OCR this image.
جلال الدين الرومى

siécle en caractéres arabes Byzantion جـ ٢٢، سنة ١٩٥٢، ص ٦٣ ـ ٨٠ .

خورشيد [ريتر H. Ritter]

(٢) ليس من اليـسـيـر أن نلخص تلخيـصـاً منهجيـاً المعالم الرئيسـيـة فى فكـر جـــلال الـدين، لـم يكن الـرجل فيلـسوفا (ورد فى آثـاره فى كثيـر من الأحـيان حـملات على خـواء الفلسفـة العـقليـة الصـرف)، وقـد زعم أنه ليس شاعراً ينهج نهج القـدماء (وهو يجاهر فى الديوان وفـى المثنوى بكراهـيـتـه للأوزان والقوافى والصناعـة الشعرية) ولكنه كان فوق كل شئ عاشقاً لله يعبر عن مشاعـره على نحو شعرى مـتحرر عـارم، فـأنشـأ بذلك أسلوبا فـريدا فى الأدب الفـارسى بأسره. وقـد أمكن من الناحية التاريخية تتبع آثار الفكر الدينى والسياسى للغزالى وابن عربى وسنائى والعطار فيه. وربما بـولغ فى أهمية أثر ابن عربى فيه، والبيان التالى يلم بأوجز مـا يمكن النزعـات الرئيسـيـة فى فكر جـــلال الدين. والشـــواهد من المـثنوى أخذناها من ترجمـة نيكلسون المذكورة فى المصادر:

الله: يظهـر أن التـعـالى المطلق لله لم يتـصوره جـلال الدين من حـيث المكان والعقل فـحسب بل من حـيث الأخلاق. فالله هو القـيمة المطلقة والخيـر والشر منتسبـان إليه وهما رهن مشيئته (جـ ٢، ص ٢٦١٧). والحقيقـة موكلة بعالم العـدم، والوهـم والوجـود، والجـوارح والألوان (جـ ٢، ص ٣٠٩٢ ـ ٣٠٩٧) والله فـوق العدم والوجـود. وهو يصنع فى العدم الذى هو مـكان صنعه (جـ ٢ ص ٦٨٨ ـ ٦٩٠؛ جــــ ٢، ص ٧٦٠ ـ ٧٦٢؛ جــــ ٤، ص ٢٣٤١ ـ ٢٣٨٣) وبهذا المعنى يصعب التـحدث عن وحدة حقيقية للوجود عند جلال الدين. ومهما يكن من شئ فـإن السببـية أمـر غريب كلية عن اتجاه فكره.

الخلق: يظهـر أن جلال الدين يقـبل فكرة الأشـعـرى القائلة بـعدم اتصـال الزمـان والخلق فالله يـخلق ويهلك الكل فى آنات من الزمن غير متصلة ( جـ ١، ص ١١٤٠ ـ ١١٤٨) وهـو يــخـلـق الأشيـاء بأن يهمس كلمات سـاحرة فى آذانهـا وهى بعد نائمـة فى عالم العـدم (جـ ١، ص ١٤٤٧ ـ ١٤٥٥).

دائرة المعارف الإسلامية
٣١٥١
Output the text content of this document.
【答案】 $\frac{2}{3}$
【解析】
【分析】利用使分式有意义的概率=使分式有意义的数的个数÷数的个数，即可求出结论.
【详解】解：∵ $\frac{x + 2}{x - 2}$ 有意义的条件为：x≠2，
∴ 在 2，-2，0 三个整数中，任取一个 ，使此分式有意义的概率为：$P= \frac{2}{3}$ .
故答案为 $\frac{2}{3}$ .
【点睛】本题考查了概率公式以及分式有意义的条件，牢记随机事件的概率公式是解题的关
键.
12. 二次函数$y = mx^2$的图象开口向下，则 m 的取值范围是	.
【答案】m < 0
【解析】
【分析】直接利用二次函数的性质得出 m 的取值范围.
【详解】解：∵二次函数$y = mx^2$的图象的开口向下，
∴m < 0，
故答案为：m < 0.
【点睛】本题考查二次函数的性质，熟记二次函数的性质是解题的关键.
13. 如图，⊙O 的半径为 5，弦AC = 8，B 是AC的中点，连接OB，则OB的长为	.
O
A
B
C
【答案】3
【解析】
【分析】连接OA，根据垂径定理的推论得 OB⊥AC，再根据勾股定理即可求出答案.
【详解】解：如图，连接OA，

## Request
In the entries above, find lines with "this" and copy each.

## Solution to the problem
OCR this image.
Output the text content of this document.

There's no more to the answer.